§ TASKS TO PERFORM:
- a) In the post on developers working with Customer Success teams, how long did the writer work as a waiter during university?
- b) Write the next part of the post on developers working with Customer Success teams, continuing after its last sentence.

§ TEXT SECTION:
....

So a few weeks back I posted about Customer Success working with Developers and I promised to put together a list for the developers and product team as well.

If you’re a developer, this list is for you. However, make sure to check the article above as many of those tips are cross-functional.

And if you’re a CSM - share this with your product teams. Maybe at your own risk  

So first, a story.

I spent about 3-4 years during university working as a waiter. Some of the best times of my life!

Being mostly introverted the job helped me out of my shell - Made me expand my taste buds - and meet a bunch of really awesome people (staff and customers alike)!

Friday and Saturday night would come and we might put 300-400 people through the restaurant. It was busy, the restaurant was hot and stuffy AND if it got really crazy, do you know what sometimes the kitchen would do?

They’d tell the floor to NOT TAKE ANY MORE ORDERS!


It’s as if they’d expect the floor staff and waiters to magically entertain the customers while cooks were busy doing what they were supposed to have been doing before customers came - Prepping food and dishes and having a fast and effective process ready.

I’m not saying it’s all on the kitchen staff when things go wrong like this. But working in a software development business is very similar.

You have customer-facing teams, that have little control over the deliverables, and you have ‘back office’ teams that hardly speak to the customers and who forget how much they actually control.

So here are a few tips for ‘us developers’, to work better with our Customer facing teams.

🕹️ You’re in control

Have you heard of the 6 Ps? My kids hate it when I say it







I know developers don’t make every decision in a business. But when it comes to the product you’d be surprised how much they really do.

So it’s important to be prepared.

When you’re building new features and making changes, taking the time to really analyze every aspect that is reasonable to do so goes a long way to minimizing the negative impacts.

And this builds safety within the Customer Success team.

🤔 Be curious - Be open to learning

If you’re being handed requirements from the Product or CS team, try to not be defensive or closed off with solutions.

Often subconsciously we start thinking of the myriad of things that will have to change to implement the new feature. This can be dangerous as it tends to narrow us into a local maximum when determining how we would go about making these changes.

Put yourself in the customer's shoes and make sure you’re looking at it the way they would. It helps to answer these questions:

Why are we building it this way?

Why are we building it at all?

And even more importantly, would I be happy to use this, day in and day out, when implemented this way?

Remember, the CS team has a wealth of knowledge and experience that can help you to improve the work you do and better serve the customer.

🍔 You're on the same team

This is worth reiterating over and over and I mention this in my other article about Socializing and Eating Together.

....

§ DATA LINES:
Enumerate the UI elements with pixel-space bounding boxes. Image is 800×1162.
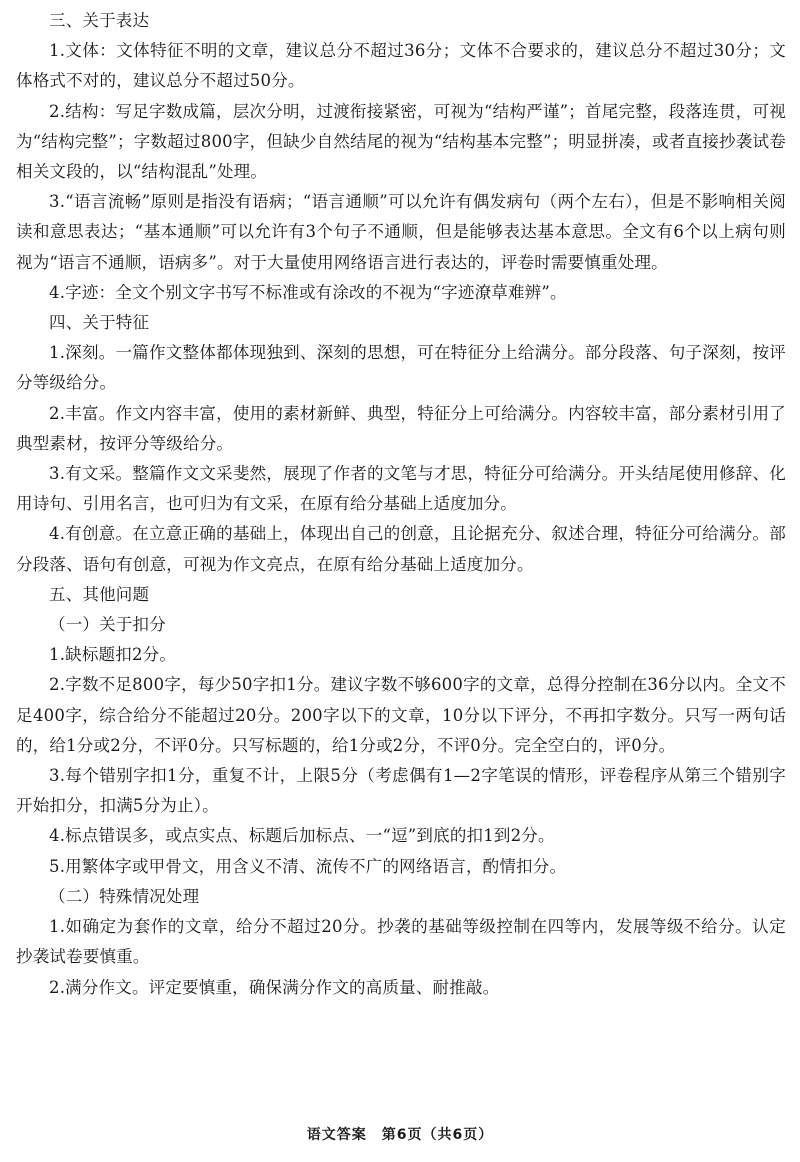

....

§ ANSWERS PROVIDED:
- a) About 3-4 years.

- b)
It’s such an underrated process to implement.

Founders and managers need to take this seriously and make sure their teams are interconnected outside the office.

If you get along well, this is a no-brainer, but if there is tension, you have a lot of work to do. But it’s worth it.

Socializing is one way for sure, but also working together on projects where both teams come away with a win, will really build up that sense of team.

🧙🏼 Get involved - Use your problem solving

Try to have regular touchpoints with both the Customer Success teams and your customers.

One thing to remember is that CSMs tend to see all solutions through the eyes of the current product.

They have to, it’s the only tool they really have.

You have the luxury of actually creating new value and ways to solve problems.

In addition, you’ve probably used a tonne of other technical products on the side, that could solve a customer's problem way more efficiently and faster than most non-technical people.

So get involved, and learn what customers are really trying to do in their day job.

Remember, it’s very rare that a customer is using your tool because that’s what they want to do.

You eat at your favorite restaurant, not because of the process of eating but to solve being hungry, to meet friends, or to unwind.

Customers do the same with your product.

🦴 Use your product

Ok, this one can be so valuable, especially for those of us lucky enough to be able to dog food our own solution.

But even if you wouldn’t use the software day in and day out, try and pick some aspects you could apply daily. It won’t be perfect in that environment, but it will help to highlight any of the frustrations and workflow issues that might be present.

If you can’t use it at all, in your development setup, try having data sets that really mimic the real world. Funny example and test data that is comical might be amusing, but if it doesn’t highlight the real world both in content and volume, you are going to miss so much that is right in front of you.

✨ Quality and testing

We choose to write every single line of code we write

I wanted to leave you here with a note about quality and testing. It’s a hot-button topic a lot of the time inside a development team. Who’s responsible for testing? Developers, the QA team, UAT via CS team?

And what about this vaunted automated testing we keep hearing about? Why is our product not 100% covered in tests?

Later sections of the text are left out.